Collection entries:
----------------------------------------
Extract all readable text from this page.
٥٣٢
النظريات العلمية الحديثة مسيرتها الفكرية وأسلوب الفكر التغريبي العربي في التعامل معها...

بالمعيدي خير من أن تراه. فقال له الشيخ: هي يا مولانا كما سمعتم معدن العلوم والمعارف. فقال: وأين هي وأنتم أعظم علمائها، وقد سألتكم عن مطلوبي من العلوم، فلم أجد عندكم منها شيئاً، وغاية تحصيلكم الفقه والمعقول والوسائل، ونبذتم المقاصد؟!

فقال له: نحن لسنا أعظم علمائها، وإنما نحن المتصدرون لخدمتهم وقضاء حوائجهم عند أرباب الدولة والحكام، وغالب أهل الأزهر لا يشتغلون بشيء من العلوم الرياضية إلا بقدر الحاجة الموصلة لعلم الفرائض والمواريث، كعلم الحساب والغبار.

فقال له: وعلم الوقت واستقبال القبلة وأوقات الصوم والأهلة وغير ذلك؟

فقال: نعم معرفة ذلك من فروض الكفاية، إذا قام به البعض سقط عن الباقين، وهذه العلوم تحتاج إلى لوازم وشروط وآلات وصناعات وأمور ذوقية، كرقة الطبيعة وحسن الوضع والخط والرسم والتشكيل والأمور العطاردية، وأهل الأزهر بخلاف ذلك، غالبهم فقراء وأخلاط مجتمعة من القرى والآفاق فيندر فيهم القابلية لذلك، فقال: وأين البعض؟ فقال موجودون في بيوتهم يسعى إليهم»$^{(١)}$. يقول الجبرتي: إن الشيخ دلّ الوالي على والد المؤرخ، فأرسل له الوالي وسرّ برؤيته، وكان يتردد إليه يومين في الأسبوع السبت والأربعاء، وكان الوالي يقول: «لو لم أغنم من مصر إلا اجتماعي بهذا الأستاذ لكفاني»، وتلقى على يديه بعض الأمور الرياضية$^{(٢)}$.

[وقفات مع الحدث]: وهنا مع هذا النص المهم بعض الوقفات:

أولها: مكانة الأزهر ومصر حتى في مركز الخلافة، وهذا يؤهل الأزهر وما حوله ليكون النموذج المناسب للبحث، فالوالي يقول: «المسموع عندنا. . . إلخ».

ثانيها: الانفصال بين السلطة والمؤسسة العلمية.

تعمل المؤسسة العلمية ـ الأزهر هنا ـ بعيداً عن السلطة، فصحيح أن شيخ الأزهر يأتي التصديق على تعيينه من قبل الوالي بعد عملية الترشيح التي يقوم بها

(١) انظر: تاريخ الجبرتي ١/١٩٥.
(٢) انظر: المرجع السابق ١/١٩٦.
----------------------------------------
Show every line from the entries above in which "انظر" appears.

WRITTEN RESPONSE:
(١) انظر: تاريخ الجبرتي ١/١٩٥.
(٢) انظر: المرجع السابق ١/١٩٦.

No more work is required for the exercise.